(Task requirements): Write out the entire listing below exactly as it appears, minus any pictures.

____ Data

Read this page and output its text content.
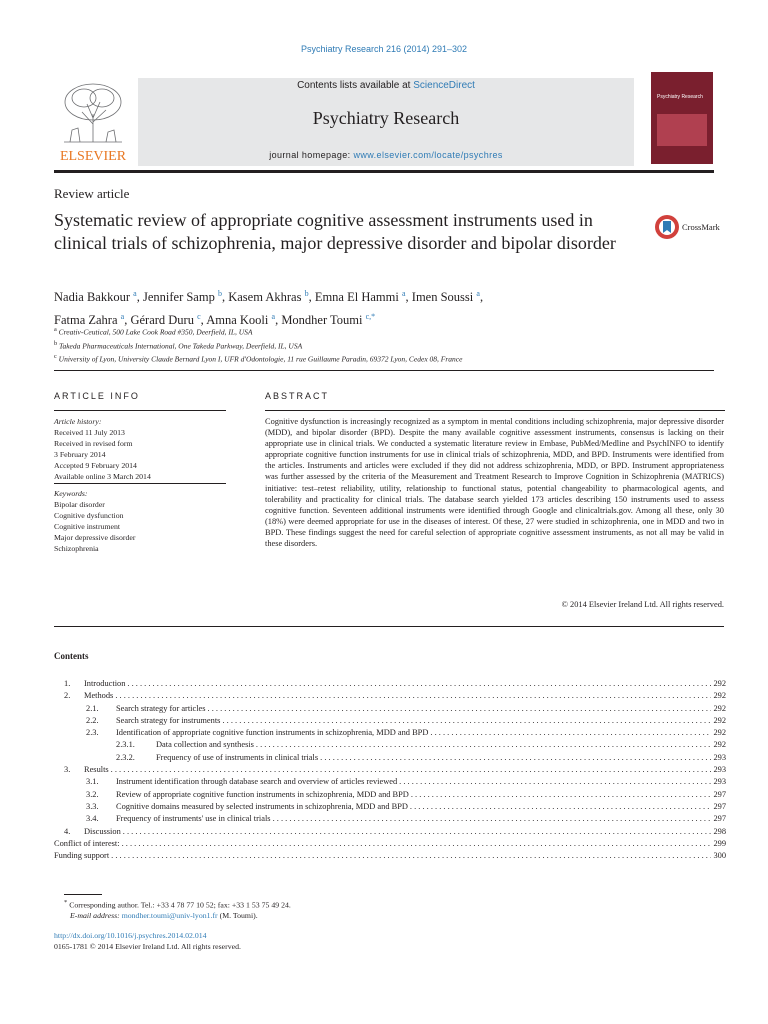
Psychiatry Research 216 (2014) 291–302
ELSEVIER
Contents lists available at ScienceDirect
Psychiatry Research
journal homepage: www.elsevier.com/locate/psychres
Psychiatry Research
Review article
Systematic review of appropriate cognitive assessment instruments used in clinical trials of schizophrenia, major depressive disorder and bipolar disorder
CrossMark
Nadia Bakkour $^a$, Jennifer Samp $^b$, Kasem Akhras $^b$, Emna El Hammi $^a$, Imen Soussi $^a$,
Fatma Zahra $^a$, Gérard Duru $^c$, Amna Kooli $^a$, Mondher Toumi $^{c,*}$
$^a$ Creativ-Ceutical, 500 Lake Cook Road #350, Deerfield, IL, USA
$^b$ Takeda Pharmaceuticals International, One Takeda Parkway, Deerfield, IL, USA
$^c$ University of Lyon, University Claude Bernard Lyon I, UFR d'Odontologie, 11 rue Guillaume Paradin, 69372 Lyon, Cedex 08, France
ARTICLE INFO	ABSTRACT
Article history:
Received 11 July 2013
Received in revised form
3 February 2014
Accepted 9 February 2014
Available online 3 March 2014
Keywords:
Bipolar disorder
Cognitive dysfunction
Cognitive instrument
Major depressive disorder
Schizophrenia
Cognitive dysfunction is increasingly recognized as a symptom in mental conditions including schizophrenia, major depressive disorder (MDD), and bipolar disorder (BPD). Despite the many available cognitive assessment instruments, consensus is lacking on their appropriate use in clinical trials. We conducted a systematic literature review in Embase, PubMed/Medline and PsychINFO to identify appropriate cognitive function instruments for use in clinical trials of schizophrenia, MDD, and BPD. Instruments were identified from the articles. Instruments and articles were excluded if they did not address schizophrenia, MDD, or BPD. Instrument appropriateness was further assessed by the criteria of the Measurement and Treatment Research to Improve Cognition in Schizophrenia (MATRICS) initiative: test–retest reliability, utility, relationship to functional status, potential changeability to pharmacological agents, and tolerability and practicality for clinical trials. The database search yielded 173 articles describing 150 instruments used to assess cognitive function. Seventeen additional instruments were identified through Google and clinicaltrials.gov. Among all these, only 30 (18%) were deemed appropriate for use in the diseases of interest. Of these, 27 were studied in schizophrenia, one in MDD and two in BPD. These findings suggest the need for careful selection of appropriate cognitive assessment instruments, as not all may be valid in these disorders.
© 2014 Elsevier Ireland Ltd. All rights reserved.
Contents
1.	Introduction . . .	292
2.	Methods . . .	292
2.1.	Search strategy for articles . . .	292
2.2.	Search strategy for instruments . . .	292
2.3.	Identification of appropriate cognitive function instruments in schizophrenia, MDD and BPD . . .	292
2.3.1.	Data collection and synthesis . . .	292
2.3.2.	Frequency of use of instruments in clinical trials . . .	293
3.	Results . . .	293
3.1.	Instrument identification through database search and overview of articles reviewed . . .	293
3.2.	Review of appropriate cognitive function instruments in schizophrenia, MDD and BPD . . .	297
3.3.	Cognitive domains measured by selected instruments in schizophrenia, MDD and BPD . . .	297
3.4.	Frequency of instruments' use in clinical trials . . .	297
4.	Discussion . . .	298
Conflict of interest: . . .	299
Funding support . . .	300
* Corresponding author. Tel.: +33 4 78 77 10 52; fax: +33 1 53 75 49 24.
E-mail address: mondher.toumi@univ-lyon1.fr (M. Toumi).
http://dx.doi.org/10.1016/j.psychres.2014.02.014
0165-1781 © 2014 Elsevier Ireland Ltd. All rights reserved.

________

(Solution):
Read this page and output its text content.
Psychiatry Research 216 (2014) 291–302
ELSEVIER
Contents lists available at ScienceDirect
Psychiatry Research
journal homepage: www.elsevier.com/locate/psychres
Psychiatry Research
Review article
Systematic review of appropriate cognitive assessment instruments used in clinical trials of schizophrenia, major depressive disorder and bipolar disorder
CrossMark
Nadia Bakkour $^a$, Jennifer Samp $^b$, Kasem Akhras $^b$, Emna El Hammi $^a$, Imen Soussi $^a$,
Fatma Zahra $^a$, Gérard Duru $^c$, Amna Kooli $^a$, Mondher Toumi $^{c,*}$
$^a$ Creativ-Ceutical, 500 Lake Cook Road #350, Deerfield, IL, USA
$^b$ Takeda Pharmaceuticals International, One Takeda Parkway, Deerfield, IL, USA
$^c$ University of Lyon, University Claude Bernard Lyon I, UFR d'Odontologie, 11 rue Guillaume Paradin, 69372 Lyon, Cedex 08, France
ARTICLE INFO	ABSTRACT
Article history:
Received 11 July 2013
Received in revised form
3 February 2014
Accepted 9 February 2014
Available online 3 March 2014
Keywords:
Bipolar disorder
Cognitive dysfunction
Cognitive instrument
Major depressive disorder
Schizophrenia
Cognitive dysfunction is increasingly recognized as a symptom in mental conditions including schizophrenia, major depressive disorder (MDD), and bipolar disorder (BPD). Despite the many available cognitive assessment instruments, consensus is lacking on their appropriate use in clinical trials. We conducted a systematic literature review in Embase, PubMed/Medline and PsychINFO to identify appropriate cognitive function instruments for use in clinical trials of schizophrenia, MDD, and BPD. Instruments were identified from the articles. Instruments and articles were excluded if they did not address schizophrenia, MDD, or BPD. Instrument appropriateness was further assessed by the criteria of the Measurement and Treatment Research to Improve Cognition in Schizophrenia (MATRICS) initiative: test–retest reliability, utility, relationship to functional status, potential changeability to pharmacological agents, and tolerability and practicality for clinical trials. The database search yielded 173 articles describing 150 instruments used to assess cognitive function. Seventeen additional instruments were identified through Google and clinicaltrials.gov. Among all these, only 30 (18%) were deemed appropriate for use in the diseases of interest. Of these, 27 were studied in schizophrenia, one in MDD and two in BPD. These findings suggest the need for careful selection of appropriate cognitive assessment instruments, as not all may be valid in these disorders.
© 2014 Elsevier Ireland Ltd. All rights reserved.
Contents
1.	Introduction . . .	292
2.	Methods . . .	292
2.1.	Search strategy for articles . . .	292
2.2.	Search strategy for instruments . . .	292
2.3.	Identification of appropriate cognitive function instruments in schizophrenia, MDD and BPD . . .	292
2.3.1.	Data collection and synthesis . . .	292
2.3.2.	Frequency of use of instruments in clinical trials . . .	293
3.	Results . . .	293
3.1.	Instrument identification through database search and overview of articles reviewed . . .	293
3.2.	Review of appropriate cognitive function instruments in schizophrenia, MDD and BPD . . .	297
3.3.	Cognitive domains measured by selected instruments in schizophrenia, MDD and BPD . . .	297
3.4.	Frequency of instruments' use in clinical trials . . .	297
4.	Discussion . . .	298
Conflict of interest: . . .	299
Funding support . . .	300
* Corresponding author. Tel.: +33 4 78 77 10 52; fax: +33 1 53 75 49 24.
E-mail address: mondher.toumi@univ-lyon1.fr (M. Toumi).
http://dx.doi.org/10.1016/j.psychres.2014.02.014
0165-1781 © 2014 Elsevier Ireland Ltd. All rights reserved.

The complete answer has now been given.